"""
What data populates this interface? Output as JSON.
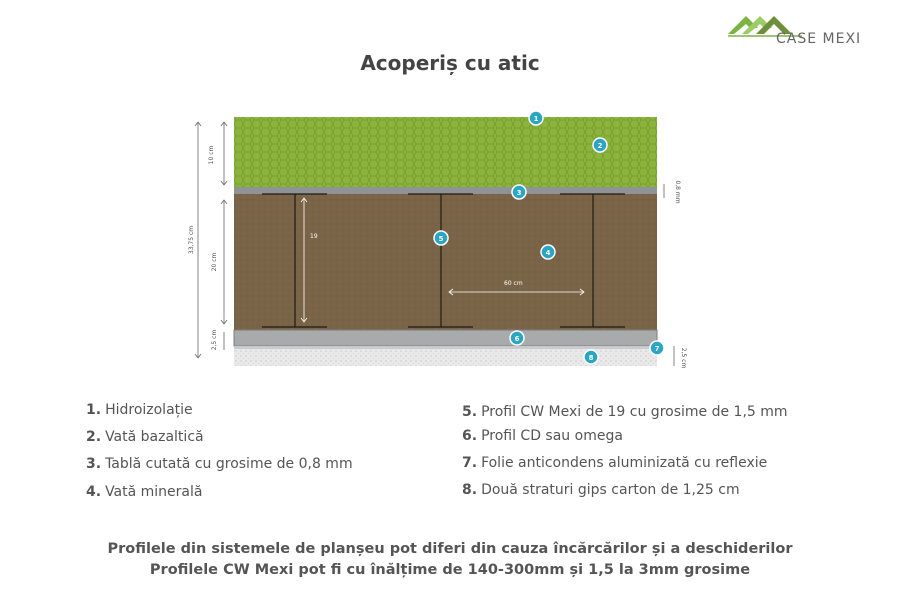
{
  "brand": {
    "name": "CASE MEXI"
  },
  "title": "Acoperiș cu atic",
  "diagram": {
    "dimensions": {
      "total": "33,75 cm",
      "insulation_top": "10 cm",
      "insulation_middle": "20 cm",
      "bottom": "2,5 cm",
      "sheet": "0,8 mm",
      "gypsum": "2,5 cm",
      "spacing": "60 cm",
      "profile": "19"
    },
    "markers": [
      "1",
      "2",
      "3",
      "4",
      "5",
      "6",
      "7",
      "8"
    ]
  },
  "legend": [
    {
      "num": "1.",
      "text": "Hidroizolație"
    },
    {
      "num": "2.",
      "text": "Vată bazaltică"
    },
    {
      "num": "3.",
      "text": "Tablă cutată cu grosime de 0,8 mm"
    },
    {
      "num": "4.",
      "text": "Vată minerală"
    },
    {
      "num": "5.",
      "text": "Profil CW Mexi de 19 cu grosime de 1,5 mm"
    },
    {
      "num": "6.",
      "text": "Profil CD sau omega"
    },
    {
      "num": "7.",
      "text": "Folie anticondens aluminizată cu reflexie"
    },
    {
      "num": "8.",
      "text": "Două straturi gips carton de 1,25 cm"
    }
  ],
  "notes": [
    "Profilele din sistemele de planșeu pot diferi din cauza încărcărilor și a deschiderilor",
    "Profilele CW Mexi pot fi cu înălțime de 140-300mm și 1,5 la 3mm grosime"
  ],
  "colors": {
    "green": "#8cb43c",
    "brown": "#7a6447",
    "marker": "#2aa6c4",
    "steel": "#8f9396"
  }
}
"""
• _Objective_
Copy out each line of the records where the string "grosime" appears.

• _Result below_
      "text": "Tablă cutată cu grosime de 0,8 mm"
      "text": "Profil CW Mexi de 19 cu grosime de 1,5 mm"
    "Profilele CW Mexi pot fi cu înălțime de 140-300mm și 1,5 la 3mm grosime"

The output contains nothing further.